Figure record listings:
(begin)

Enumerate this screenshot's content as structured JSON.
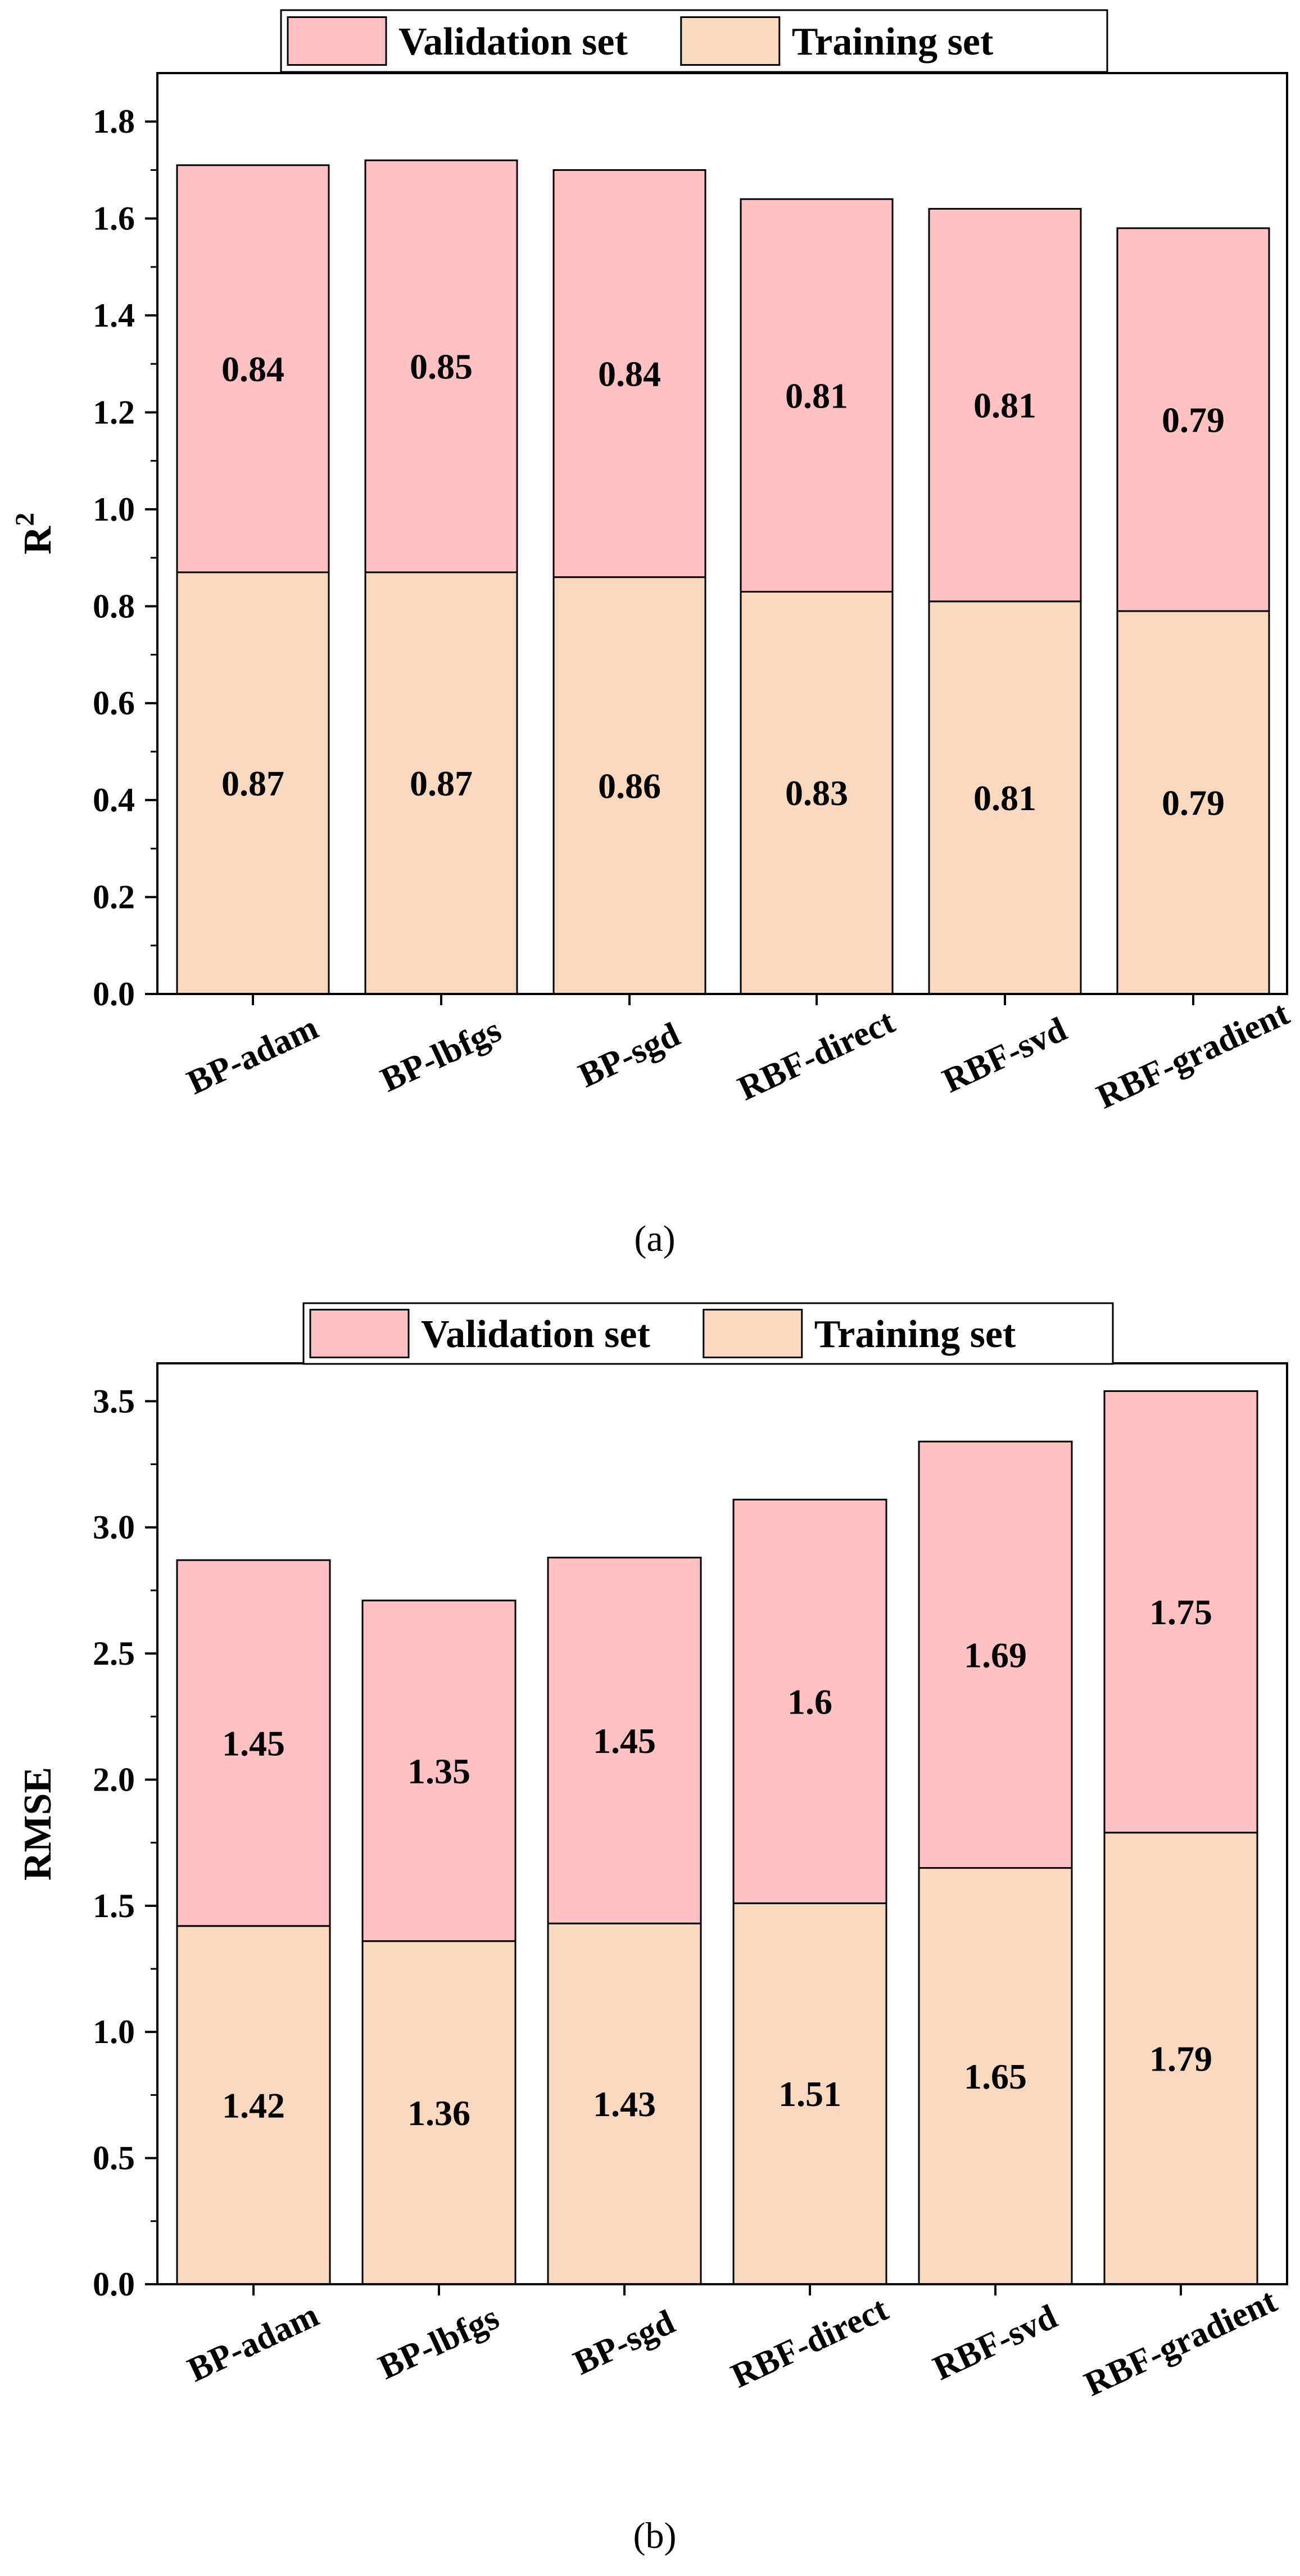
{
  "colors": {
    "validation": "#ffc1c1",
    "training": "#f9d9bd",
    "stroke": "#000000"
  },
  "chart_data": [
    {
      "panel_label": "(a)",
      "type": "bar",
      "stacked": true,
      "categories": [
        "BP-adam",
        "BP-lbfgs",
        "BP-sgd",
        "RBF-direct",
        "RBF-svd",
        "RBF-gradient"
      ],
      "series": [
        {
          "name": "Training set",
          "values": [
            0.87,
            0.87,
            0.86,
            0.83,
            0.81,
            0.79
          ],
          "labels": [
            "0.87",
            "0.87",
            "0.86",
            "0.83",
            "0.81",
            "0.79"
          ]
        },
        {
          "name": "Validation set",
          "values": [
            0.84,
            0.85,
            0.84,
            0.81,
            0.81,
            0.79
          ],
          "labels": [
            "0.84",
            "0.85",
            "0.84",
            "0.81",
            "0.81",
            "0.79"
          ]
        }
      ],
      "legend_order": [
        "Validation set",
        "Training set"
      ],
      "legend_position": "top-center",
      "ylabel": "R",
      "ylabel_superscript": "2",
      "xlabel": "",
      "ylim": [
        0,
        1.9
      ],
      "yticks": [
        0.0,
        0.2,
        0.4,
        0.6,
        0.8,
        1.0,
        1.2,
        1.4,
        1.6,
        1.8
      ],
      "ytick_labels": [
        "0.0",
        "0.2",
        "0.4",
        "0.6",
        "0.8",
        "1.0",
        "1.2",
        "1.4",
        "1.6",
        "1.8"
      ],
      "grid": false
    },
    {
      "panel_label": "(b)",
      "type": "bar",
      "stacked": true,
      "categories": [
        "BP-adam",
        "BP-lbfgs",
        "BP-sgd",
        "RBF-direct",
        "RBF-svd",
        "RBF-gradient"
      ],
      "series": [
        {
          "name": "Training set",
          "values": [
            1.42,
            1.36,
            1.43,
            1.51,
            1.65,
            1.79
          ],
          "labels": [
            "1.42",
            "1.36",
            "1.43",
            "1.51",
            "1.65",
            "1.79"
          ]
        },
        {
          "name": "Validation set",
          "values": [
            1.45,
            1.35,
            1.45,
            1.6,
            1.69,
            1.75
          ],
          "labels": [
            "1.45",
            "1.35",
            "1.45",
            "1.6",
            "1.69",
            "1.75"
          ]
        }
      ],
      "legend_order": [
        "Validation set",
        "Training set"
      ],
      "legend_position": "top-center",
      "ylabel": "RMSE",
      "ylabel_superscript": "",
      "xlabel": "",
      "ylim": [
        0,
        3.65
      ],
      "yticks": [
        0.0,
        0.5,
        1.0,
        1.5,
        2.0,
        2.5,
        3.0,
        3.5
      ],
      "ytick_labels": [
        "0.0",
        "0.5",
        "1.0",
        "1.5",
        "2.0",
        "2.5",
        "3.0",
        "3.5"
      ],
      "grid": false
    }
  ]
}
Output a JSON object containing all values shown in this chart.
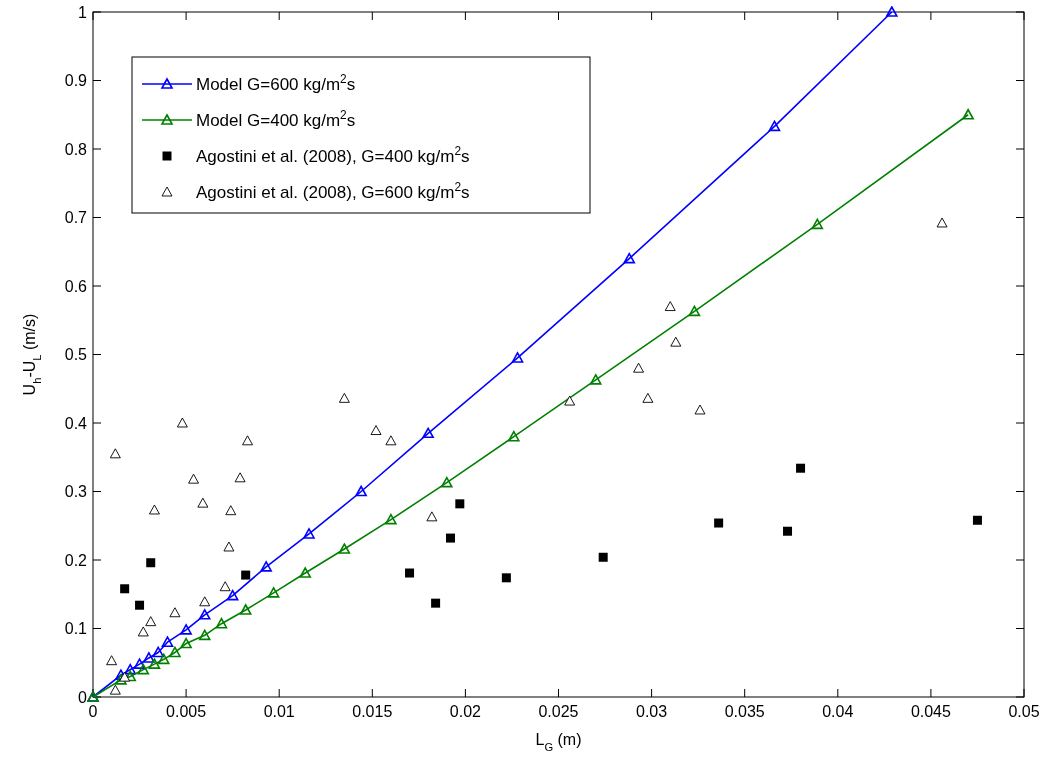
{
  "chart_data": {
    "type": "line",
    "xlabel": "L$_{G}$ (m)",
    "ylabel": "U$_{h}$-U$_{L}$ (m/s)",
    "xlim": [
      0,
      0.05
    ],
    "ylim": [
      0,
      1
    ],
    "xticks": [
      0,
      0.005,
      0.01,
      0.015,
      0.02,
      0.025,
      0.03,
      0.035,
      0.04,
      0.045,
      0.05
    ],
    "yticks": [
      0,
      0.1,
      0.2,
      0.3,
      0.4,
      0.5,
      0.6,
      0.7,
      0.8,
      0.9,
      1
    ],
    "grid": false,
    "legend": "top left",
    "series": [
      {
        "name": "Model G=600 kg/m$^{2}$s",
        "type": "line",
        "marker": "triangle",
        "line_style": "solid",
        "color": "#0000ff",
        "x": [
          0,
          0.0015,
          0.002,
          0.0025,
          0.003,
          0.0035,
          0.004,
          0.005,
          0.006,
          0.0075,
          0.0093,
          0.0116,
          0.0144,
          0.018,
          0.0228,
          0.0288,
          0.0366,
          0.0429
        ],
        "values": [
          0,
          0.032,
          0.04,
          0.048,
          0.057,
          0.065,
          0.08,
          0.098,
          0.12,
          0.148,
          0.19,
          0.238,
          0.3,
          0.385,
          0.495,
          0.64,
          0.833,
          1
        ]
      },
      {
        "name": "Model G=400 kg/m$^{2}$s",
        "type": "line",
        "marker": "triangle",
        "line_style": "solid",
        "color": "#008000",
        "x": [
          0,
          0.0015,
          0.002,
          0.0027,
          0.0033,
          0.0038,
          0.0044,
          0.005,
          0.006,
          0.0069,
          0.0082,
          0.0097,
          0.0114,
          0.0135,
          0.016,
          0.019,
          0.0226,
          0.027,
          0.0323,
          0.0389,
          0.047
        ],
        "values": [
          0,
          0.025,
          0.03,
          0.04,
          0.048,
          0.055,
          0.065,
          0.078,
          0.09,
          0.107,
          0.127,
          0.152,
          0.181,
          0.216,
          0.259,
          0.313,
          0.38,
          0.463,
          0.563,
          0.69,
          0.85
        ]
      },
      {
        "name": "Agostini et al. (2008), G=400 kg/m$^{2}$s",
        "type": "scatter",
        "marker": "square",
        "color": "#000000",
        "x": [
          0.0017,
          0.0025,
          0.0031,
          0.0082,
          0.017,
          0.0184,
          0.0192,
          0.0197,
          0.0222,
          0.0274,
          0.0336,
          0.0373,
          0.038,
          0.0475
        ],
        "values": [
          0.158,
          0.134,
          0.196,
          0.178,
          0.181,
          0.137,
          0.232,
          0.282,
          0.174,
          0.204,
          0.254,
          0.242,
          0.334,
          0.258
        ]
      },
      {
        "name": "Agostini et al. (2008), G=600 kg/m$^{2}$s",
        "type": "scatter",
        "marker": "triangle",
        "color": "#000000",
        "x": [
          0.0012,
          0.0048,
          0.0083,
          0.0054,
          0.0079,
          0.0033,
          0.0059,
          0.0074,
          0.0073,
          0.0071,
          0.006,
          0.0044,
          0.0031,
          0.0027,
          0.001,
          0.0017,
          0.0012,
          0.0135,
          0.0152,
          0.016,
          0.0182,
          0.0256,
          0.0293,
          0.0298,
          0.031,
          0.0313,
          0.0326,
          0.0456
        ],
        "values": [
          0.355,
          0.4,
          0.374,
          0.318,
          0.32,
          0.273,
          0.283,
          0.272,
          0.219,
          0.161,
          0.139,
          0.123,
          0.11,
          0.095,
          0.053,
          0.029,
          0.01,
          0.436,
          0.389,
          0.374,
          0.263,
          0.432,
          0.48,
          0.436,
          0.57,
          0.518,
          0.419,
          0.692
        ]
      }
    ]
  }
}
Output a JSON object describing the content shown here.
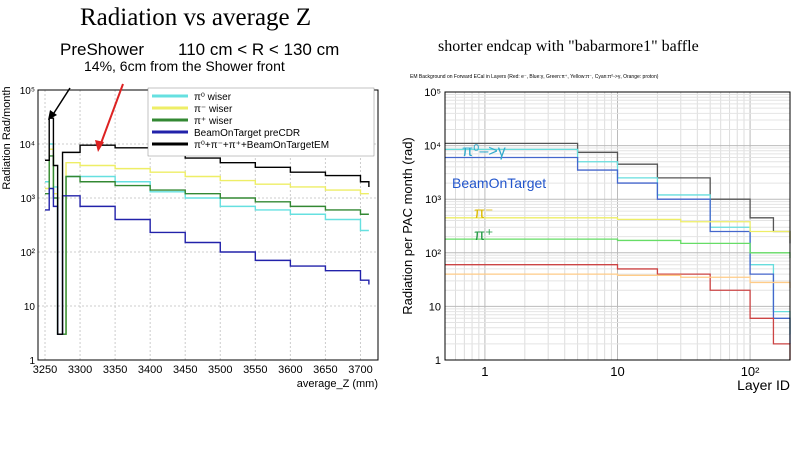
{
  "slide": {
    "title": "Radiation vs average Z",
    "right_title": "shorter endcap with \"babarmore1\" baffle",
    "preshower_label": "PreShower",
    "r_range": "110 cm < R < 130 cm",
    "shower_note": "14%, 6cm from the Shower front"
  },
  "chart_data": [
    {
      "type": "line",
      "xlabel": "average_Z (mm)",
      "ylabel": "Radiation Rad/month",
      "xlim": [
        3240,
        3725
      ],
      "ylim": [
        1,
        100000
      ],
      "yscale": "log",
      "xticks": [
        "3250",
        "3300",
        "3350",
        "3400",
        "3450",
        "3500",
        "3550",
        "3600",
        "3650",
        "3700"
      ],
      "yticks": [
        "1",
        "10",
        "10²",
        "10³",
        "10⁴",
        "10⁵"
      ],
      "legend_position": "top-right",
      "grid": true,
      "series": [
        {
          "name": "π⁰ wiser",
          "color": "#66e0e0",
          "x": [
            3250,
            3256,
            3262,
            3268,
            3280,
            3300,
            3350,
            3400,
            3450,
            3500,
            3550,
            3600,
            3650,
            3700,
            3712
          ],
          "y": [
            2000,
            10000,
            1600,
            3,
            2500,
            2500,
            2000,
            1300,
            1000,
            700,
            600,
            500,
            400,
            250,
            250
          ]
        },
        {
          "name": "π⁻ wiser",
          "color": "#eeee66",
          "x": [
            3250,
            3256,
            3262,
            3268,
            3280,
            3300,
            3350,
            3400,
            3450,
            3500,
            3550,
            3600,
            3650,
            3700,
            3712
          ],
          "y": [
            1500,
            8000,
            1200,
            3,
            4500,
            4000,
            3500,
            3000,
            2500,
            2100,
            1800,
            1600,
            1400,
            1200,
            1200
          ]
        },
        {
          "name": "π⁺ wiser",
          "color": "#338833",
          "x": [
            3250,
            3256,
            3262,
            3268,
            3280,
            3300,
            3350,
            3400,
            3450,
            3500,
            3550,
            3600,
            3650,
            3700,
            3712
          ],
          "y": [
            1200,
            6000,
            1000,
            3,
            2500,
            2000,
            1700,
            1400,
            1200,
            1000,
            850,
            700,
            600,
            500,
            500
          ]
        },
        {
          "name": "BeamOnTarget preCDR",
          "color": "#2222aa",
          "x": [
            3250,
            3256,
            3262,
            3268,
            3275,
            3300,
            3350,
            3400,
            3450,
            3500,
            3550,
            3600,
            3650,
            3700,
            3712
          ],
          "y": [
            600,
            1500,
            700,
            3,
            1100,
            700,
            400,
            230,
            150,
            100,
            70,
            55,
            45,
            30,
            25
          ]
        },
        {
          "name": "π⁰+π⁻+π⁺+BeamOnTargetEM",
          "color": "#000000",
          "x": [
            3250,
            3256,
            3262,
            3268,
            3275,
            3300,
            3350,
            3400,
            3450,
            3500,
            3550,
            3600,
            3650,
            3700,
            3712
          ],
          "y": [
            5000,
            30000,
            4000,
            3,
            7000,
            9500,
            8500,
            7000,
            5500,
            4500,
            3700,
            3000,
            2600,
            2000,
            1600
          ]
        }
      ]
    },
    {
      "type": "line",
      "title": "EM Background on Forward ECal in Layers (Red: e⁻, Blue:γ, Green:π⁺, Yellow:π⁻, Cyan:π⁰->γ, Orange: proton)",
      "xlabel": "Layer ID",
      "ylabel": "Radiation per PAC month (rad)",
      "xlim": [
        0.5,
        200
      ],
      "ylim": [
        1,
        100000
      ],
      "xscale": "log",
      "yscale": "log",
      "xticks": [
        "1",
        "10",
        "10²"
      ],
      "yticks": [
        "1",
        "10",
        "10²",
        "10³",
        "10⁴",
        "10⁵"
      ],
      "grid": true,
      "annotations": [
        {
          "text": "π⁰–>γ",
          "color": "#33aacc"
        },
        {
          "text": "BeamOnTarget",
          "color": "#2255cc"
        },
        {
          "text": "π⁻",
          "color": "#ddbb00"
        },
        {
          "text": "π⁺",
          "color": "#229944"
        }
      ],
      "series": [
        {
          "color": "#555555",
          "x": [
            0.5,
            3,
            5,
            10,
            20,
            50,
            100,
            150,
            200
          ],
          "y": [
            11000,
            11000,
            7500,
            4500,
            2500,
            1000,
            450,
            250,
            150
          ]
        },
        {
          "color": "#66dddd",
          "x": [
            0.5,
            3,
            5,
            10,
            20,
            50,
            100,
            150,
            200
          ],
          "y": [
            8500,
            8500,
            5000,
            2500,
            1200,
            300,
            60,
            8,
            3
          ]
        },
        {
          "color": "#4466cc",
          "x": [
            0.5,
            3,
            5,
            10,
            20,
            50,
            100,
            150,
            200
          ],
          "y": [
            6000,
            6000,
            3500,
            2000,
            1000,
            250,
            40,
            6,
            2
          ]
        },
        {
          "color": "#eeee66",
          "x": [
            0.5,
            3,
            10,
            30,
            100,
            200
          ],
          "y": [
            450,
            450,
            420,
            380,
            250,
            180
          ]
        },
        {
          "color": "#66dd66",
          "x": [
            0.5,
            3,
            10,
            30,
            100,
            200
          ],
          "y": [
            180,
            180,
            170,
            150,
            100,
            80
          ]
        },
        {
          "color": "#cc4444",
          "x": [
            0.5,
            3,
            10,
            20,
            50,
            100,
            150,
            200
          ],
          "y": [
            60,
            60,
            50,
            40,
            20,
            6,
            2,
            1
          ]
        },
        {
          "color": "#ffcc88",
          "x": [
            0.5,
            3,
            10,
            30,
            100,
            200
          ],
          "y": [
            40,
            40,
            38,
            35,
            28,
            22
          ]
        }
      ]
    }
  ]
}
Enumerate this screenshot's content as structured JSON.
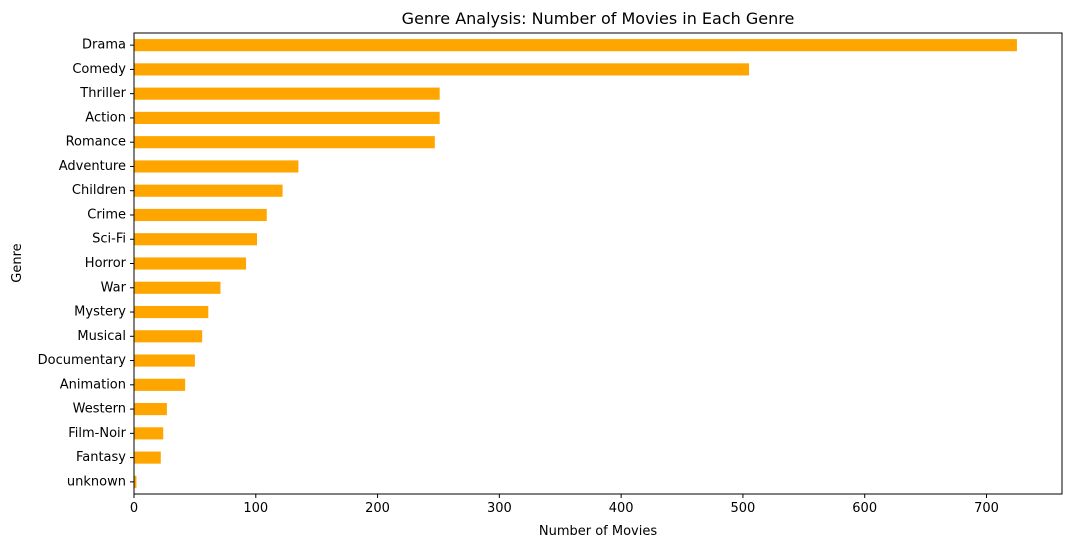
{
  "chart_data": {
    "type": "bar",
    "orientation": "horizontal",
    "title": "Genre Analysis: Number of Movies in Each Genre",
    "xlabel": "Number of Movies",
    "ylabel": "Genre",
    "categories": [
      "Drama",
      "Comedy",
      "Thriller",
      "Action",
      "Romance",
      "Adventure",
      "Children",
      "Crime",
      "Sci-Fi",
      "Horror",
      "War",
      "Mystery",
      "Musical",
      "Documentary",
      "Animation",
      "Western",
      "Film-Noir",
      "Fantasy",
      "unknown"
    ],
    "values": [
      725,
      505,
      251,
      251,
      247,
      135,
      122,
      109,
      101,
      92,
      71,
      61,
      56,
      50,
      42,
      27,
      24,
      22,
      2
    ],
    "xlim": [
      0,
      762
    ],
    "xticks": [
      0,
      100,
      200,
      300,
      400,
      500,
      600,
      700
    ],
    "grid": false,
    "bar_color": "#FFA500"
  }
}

(end)

Count how many lines in the data contain the word "Output", giving the number without comment.

Answer in full:
2